┌──

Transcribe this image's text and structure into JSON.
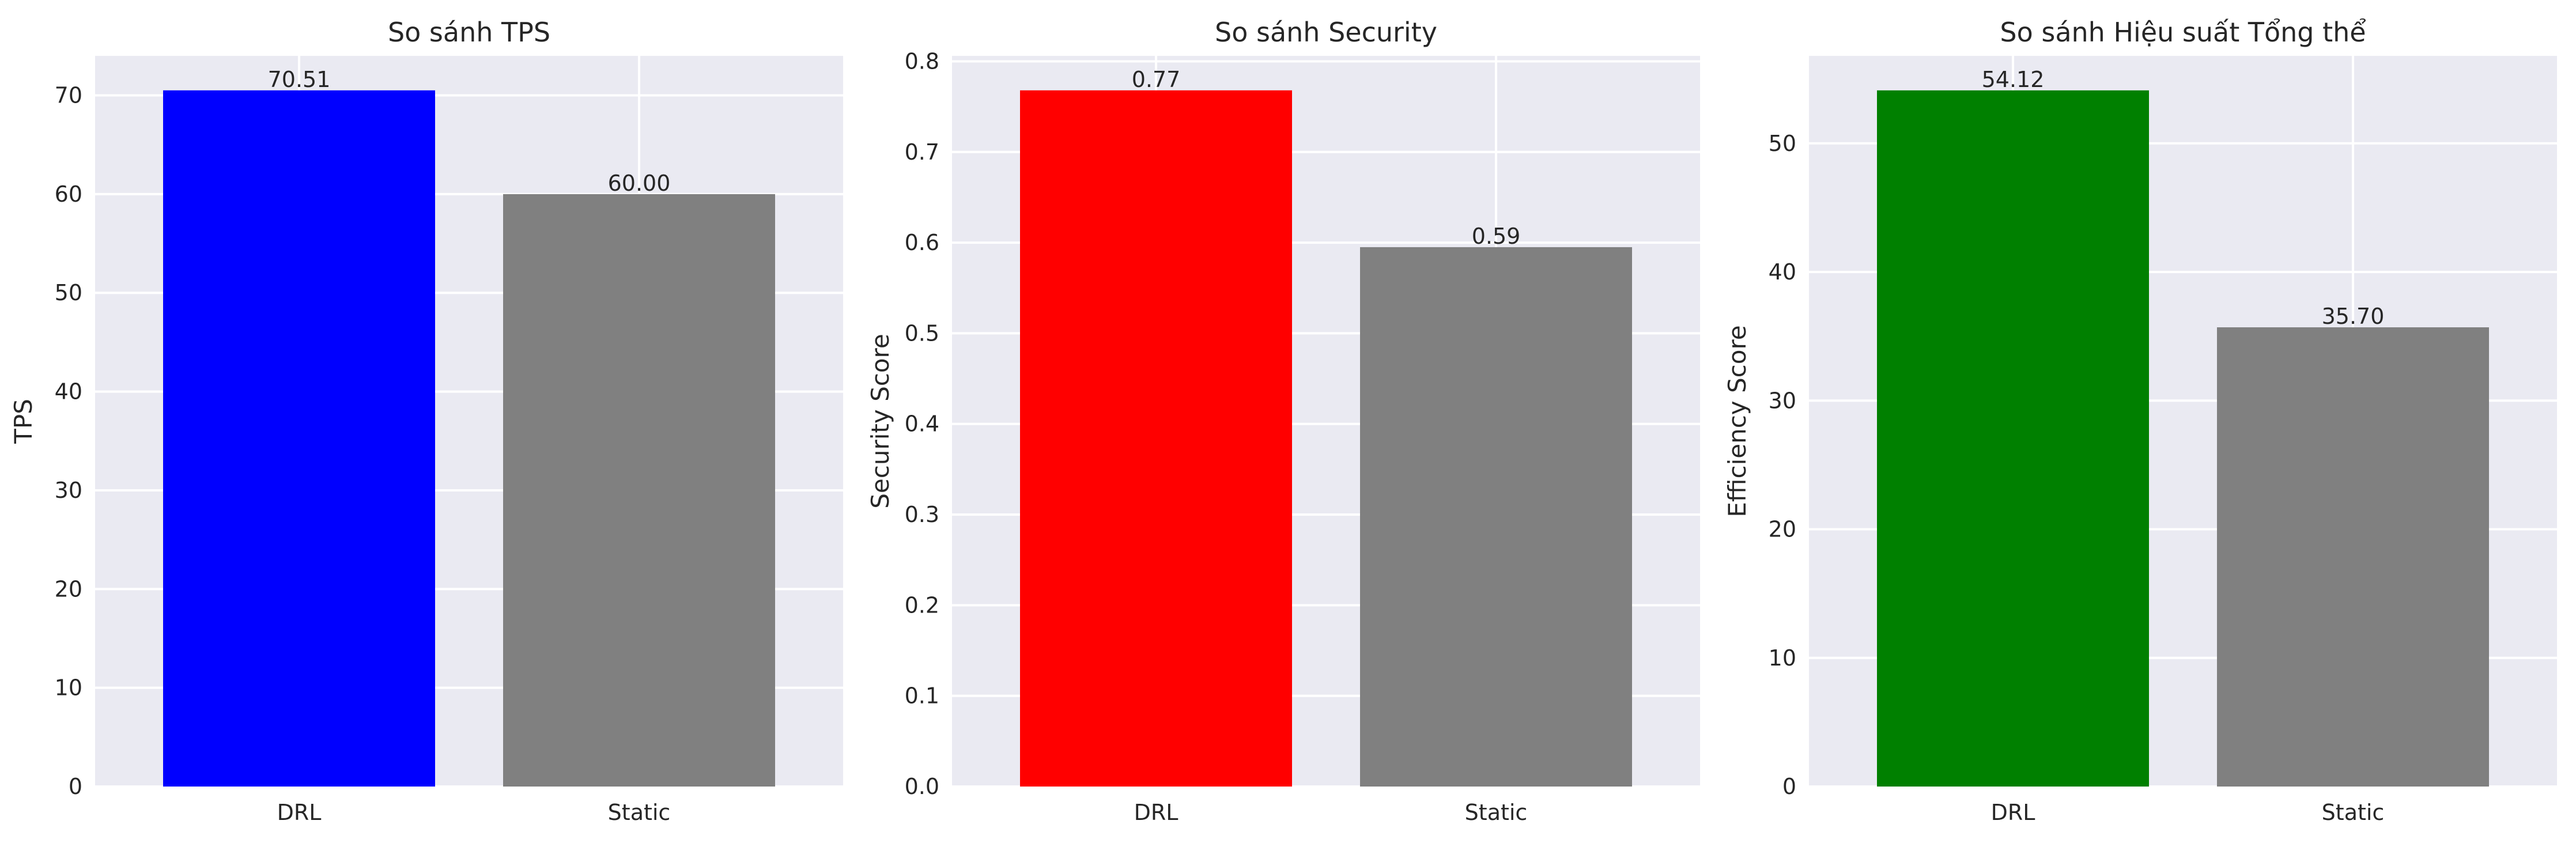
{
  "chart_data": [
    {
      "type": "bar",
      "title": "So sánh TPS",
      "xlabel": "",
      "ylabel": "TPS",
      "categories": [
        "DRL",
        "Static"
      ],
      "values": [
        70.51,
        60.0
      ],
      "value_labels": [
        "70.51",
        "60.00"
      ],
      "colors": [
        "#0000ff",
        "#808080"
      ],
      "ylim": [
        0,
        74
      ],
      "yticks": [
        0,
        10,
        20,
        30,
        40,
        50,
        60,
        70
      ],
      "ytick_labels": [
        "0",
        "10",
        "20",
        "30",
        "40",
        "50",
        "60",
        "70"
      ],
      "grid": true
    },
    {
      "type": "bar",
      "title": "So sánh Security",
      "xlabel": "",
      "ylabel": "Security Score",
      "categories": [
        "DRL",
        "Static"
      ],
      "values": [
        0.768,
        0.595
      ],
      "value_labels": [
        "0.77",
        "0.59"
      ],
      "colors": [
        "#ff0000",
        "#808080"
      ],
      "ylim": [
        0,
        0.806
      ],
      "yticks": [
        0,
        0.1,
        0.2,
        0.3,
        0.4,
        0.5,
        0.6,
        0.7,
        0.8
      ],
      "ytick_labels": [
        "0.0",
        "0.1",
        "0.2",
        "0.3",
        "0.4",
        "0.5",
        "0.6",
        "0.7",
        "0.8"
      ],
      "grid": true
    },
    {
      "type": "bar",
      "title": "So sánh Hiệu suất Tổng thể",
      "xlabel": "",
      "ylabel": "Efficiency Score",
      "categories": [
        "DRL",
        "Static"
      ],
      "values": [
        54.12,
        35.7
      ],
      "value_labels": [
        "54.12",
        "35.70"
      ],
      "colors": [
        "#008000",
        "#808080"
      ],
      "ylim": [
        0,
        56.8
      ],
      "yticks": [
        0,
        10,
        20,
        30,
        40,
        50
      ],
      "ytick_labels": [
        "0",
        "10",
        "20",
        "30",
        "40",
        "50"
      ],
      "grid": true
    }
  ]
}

└──

* **Written request**
Gather all lines from the listing above in which "Security" occurs.

* **Exercise result**
      "title": "So sánh Security",
      "ylabel": "Security Score",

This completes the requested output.